* BEGIN RECORDS FOR THIS EXERCISE *

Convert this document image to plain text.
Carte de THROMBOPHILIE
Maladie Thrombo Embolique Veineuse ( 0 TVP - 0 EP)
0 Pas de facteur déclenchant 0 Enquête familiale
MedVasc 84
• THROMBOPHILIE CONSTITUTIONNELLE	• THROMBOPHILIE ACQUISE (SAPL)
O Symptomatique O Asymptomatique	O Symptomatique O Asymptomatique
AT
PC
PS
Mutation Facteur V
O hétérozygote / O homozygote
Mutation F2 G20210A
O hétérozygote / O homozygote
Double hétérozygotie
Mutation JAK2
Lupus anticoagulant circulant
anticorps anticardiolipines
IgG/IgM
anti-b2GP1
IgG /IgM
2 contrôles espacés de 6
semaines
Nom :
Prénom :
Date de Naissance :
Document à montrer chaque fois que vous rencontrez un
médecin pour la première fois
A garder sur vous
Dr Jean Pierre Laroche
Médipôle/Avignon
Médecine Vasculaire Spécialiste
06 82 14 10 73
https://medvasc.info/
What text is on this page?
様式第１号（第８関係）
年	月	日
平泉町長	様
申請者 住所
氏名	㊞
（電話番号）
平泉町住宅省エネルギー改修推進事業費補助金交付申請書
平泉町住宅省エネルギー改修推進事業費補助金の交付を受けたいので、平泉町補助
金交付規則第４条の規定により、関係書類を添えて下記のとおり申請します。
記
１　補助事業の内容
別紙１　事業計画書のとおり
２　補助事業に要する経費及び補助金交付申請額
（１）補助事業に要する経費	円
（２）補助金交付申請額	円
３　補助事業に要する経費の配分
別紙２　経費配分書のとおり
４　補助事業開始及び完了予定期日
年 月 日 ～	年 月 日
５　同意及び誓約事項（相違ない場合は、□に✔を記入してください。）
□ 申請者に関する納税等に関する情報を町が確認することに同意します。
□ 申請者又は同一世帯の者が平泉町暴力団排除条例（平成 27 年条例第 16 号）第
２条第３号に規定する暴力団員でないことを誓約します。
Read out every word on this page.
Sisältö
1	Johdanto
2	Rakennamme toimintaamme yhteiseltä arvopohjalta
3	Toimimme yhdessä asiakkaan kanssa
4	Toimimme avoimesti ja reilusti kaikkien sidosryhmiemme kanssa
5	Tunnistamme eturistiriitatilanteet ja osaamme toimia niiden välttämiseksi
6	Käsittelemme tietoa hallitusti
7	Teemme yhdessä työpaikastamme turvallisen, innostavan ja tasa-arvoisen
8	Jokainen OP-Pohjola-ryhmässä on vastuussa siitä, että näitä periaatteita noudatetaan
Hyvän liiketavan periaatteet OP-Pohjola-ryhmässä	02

* END RECORDS FOR THIS EXERCISE *

Produce a verbatim transcription of the entries above.

Convert this document image to plain text.
Carte de THROMBOPHILIE
Maladie Thrombo Embolique Veineuse ( 0 TVP - 0 EP)
0 Pas de facteur déclenchant 0 Enquête familiale
MedVasc 84
• THROMBOPHILIE CONSTITUTIONNELLE	• THROMBOPHILIE ACQUISE (SAPL)
O Symptomatique O Asymptomatique	O Symptomatique O Asymptomatique
AT
PC
PS
Mutation Facteur V
O hétérozygote / O homozygote
Mutation F2 G20210A
O hétérozygote / O homozygote
Double hétérozygotie
Mutation JAK2
Lupus anticoagulant circulant
anticorps anticardiolipines
IgG/IgM
anti-b2GP1
IgG /IgM
2 contrôles espacés de 6
semaines
Nom :
Prénom :
Date de Naissance :
Document à montrer chaque fois que vous rencontrez un
médecin pour la première fois
A garder sur vous
Dr Jean Pierre Laroche
Médipôle/Avignon
Médecine Vasculaire Spécialiste
06 82 14 10 73
https://medvasc.info/
What text is on this page?
様式第１号（第８関係）
年	月	日
平泉町長	様
申請者 住所
氏名	㊞
（電話番号）
平泉町住宅省エネルギー改修推進事業費補助金交付申請書
平泉町住宅省エネルギー改修推進事業費補助金の交付を受けたいので、平泉町補助
金交付規則第４条の規定により、関係書類を添えて下記のとおり申請します。
記
１　補助事業の内容
別紙１　事業計画書のとおり
２　補助事業に要する経費及び補助金交付申請額
（１）補助事業に要する経費	円
（２）補助金交付申請額	円
３　補助事業に要する経費の配分
別紙２　経費配分書のとおり
４　補助事業開始及び完了予定期日
年 月 日 ～	年 月 日
５　同意及び誓約事項（相違ない場合は、□に✔を記入してください。）
□ 申請者に関する納税等に関する情報を町が確認することに同意します。
□ 申請者又は同一世帯の者が平泉町暴力団排除条例（平成 27 年条例第 16 号）第
２条第３号に規定する暴力団員でないことを誓約します。
Read out every word on this page.
Sisältö
1	Johdanto
2	Rakennamme toimintaamme yhteiseltä arvopohjalta
3	Toimimme yhdessä asiakkaan kanssa
4	Toimimme avoimesti ja reilusti kaikkien sidosryhmiemme kanssa
5	Tunnistamme eturistiriitatilanteet ja osaamme toimia niiden välttämiseksi
6	Käsittelemme tietoa hallitusti
7	Teemme yhdessä työpaikastamme turvallisen, innostavan ja tasa-arvoisen
8	Jokainen OP-Pohjola-ryhmässä on vastuussa siitä, että näitä periaatteita noudatetaan
Hyvän liiketavan periaatteet OP-Pohjola-ryhmässä	02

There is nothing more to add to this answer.